**Excerpted records**.
◆ ◆ ◆ ◆

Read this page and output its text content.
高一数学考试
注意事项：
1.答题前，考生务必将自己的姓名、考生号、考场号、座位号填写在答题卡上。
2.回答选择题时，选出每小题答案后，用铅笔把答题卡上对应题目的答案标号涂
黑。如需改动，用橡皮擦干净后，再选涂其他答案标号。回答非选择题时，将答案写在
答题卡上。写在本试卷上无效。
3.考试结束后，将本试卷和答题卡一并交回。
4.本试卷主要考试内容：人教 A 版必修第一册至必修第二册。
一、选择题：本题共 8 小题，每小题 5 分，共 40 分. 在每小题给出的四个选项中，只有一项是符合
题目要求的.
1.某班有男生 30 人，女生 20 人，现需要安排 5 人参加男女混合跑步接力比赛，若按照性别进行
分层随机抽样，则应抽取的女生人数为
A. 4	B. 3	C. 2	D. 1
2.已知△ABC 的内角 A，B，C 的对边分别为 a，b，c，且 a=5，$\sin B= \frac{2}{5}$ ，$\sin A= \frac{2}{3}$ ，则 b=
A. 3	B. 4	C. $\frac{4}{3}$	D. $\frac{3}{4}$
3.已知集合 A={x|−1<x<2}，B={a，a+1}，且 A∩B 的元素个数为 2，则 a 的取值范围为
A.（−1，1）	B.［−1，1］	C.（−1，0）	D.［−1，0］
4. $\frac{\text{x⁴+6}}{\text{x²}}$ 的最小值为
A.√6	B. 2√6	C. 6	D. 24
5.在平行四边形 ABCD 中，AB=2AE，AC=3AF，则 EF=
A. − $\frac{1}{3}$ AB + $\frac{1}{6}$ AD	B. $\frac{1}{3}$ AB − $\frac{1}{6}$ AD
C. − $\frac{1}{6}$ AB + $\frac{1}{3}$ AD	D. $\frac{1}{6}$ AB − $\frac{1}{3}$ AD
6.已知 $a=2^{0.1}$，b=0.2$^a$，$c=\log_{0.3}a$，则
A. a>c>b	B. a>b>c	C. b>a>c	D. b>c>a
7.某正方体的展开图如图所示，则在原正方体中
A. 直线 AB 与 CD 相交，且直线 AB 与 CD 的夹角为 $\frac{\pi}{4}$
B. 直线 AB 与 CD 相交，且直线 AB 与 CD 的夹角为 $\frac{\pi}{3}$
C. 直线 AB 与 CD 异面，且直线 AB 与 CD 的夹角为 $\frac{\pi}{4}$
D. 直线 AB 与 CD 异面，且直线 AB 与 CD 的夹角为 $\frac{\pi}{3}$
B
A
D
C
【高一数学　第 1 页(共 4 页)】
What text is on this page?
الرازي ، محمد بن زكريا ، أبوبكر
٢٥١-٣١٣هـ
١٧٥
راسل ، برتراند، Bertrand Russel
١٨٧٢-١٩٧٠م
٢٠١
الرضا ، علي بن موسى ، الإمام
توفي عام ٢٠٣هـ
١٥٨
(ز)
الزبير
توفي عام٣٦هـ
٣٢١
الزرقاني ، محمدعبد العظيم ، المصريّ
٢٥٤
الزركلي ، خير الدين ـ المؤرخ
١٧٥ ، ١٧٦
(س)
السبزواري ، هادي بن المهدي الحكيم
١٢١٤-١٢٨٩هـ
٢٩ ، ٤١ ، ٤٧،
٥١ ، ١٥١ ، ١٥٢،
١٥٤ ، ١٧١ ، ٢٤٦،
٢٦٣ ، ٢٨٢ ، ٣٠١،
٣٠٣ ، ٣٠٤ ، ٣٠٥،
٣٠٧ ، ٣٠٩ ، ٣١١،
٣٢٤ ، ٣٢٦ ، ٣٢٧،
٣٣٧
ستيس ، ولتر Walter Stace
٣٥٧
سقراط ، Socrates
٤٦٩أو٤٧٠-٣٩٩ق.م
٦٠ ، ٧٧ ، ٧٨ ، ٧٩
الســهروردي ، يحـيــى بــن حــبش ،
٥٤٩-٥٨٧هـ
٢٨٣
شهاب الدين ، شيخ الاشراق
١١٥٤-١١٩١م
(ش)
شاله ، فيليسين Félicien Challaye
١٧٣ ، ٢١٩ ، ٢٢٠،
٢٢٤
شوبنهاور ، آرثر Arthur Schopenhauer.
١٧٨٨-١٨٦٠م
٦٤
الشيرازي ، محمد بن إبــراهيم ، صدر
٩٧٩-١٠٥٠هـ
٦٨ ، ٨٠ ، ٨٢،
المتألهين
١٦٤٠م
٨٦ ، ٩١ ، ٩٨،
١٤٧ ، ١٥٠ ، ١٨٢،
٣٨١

◆ ◆ ◆ ◆

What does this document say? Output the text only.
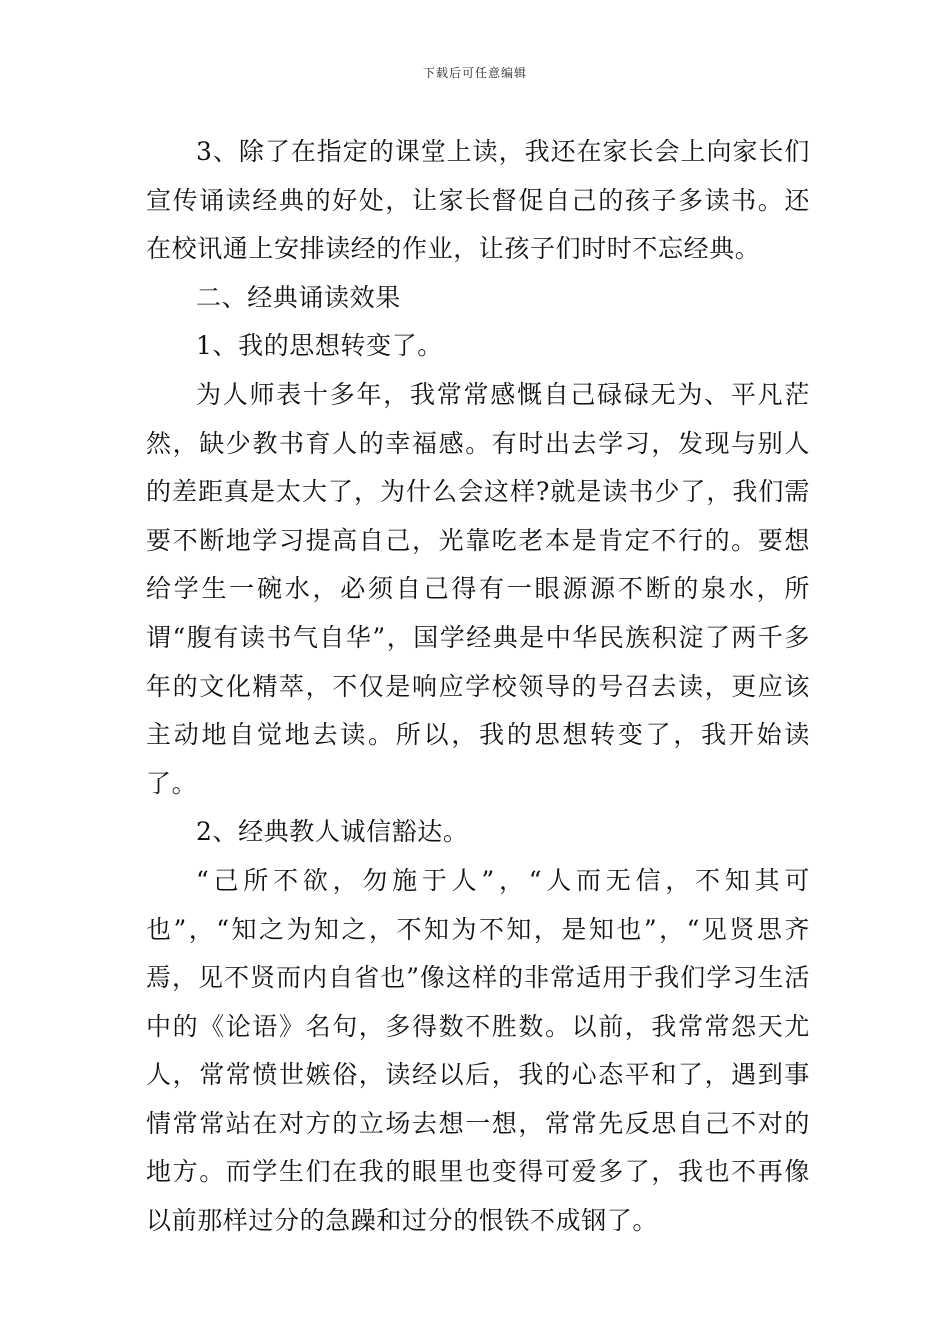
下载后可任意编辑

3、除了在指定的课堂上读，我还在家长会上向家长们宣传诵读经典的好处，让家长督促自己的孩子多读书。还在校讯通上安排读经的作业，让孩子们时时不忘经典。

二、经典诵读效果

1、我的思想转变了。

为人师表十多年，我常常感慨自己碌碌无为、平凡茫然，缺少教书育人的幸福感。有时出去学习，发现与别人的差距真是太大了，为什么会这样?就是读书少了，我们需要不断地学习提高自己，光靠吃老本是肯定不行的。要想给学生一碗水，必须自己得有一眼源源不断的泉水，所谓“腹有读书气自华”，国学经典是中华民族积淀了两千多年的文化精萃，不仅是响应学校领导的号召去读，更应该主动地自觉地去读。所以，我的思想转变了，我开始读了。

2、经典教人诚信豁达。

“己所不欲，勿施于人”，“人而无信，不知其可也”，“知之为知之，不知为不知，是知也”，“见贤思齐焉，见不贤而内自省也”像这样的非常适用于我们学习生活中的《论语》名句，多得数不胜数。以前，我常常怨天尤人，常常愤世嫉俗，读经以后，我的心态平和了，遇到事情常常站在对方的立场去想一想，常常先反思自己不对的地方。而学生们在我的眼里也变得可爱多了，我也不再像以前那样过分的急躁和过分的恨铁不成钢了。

◆ ◆ ◆ ◆

**To be done**. In the entries above, count every line containing the word "text". Write only the total.

**Reply to the exercise**. 4